Task goal: Output the entries verbatim, including every line.

Entries shown:
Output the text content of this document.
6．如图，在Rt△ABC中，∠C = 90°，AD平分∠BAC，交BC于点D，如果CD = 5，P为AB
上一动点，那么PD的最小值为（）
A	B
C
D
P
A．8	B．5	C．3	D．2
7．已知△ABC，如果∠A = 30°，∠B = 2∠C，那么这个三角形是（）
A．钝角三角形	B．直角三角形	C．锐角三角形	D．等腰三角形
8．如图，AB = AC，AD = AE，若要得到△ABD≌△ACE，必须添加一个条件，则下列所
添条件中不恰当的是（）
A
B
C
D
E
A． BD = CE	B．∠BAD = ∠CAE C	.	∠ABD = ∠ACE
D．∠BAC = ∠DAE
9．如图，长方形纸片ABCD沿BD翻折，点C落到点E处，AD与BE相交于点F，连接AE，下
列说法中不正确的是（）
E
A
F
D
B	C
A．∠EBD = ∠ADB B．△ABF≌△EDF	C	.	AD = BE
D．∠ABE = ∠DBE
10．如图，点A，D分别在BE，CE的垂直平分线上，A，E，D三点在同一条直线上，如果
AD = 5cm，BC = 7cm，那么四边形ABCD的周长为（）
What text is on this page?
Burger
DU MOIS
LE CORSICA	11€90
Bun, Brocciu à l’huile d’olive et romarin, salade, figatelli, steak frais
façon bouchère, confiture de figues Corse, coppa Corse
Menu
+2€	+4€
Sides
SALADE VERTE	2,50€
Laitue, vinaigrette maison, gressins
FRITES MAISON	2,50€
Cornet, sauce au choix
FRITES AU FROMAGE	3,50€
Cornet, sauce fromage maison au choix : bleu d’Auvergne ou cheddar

Written response:
Output the text content of this document.
6．如图，在Rt△ABC中，∠C = 90°，AD平分∠BAC，交BC于点D，如果CD = 5，P为AB
上一动点，那么PD的最小值为（）
A	B
C
D
P
A．8	B．5	C．3	D．2
7．已知△ABC，如果∠A = 30°，∠B = 2∠C，那么这个三角形是（）
A．钝角三角形	B．直角三角形	C．锐角三角形	D．等腰三角形
8．如图，AB = AC，AD = AE，若要得到△ABD≌△ACE，必须添加一个条件，则下列所
添条件中不恰当的是（）
A
B
C
D
E
A． BD = CE	B．∠BAD = ∠CAE C	.	∠ABD = ∠ACE
D．∠BAC = ∠DAE
9．如图，长方形纸片ABCD沿BD翻折，点C落到点E处，AD与BE相交于点F，连接AE，下
列说法中不正确的是（）
E
A
F
D
B	C
A．∠EBD = ∠ADB B．△ABF≌△EDF	C	.	AD = BE
D．∠ABE = ∠DBE
10．如图，点A，D分别在BE，CE的垂直平分线上，A，E，D三点在同一条直线上，如果
AD = 5cm，BC = 7cm，那么四边形ABCD的周长为（）
What text is on this page?
Burger
DU MOIS
LE CORSICA	11€90
Bun, Brocciu à l’huile d’olive et romarin, salade, figatelli, steak frais
façon bouchère, confiture de figues Corse, coppa Corse
Menu
+2€	+4€
Sides
SALADE VERTE	2,50€
Laitue, vinaigrette maison, gressins
FRITES MAISON	2,50€
Cornet, sauce au choix
FRITES AU FROMAGE	3,50€
Cornet, sauce fromage maison au choix : bleu d’Auvergne ou cheddar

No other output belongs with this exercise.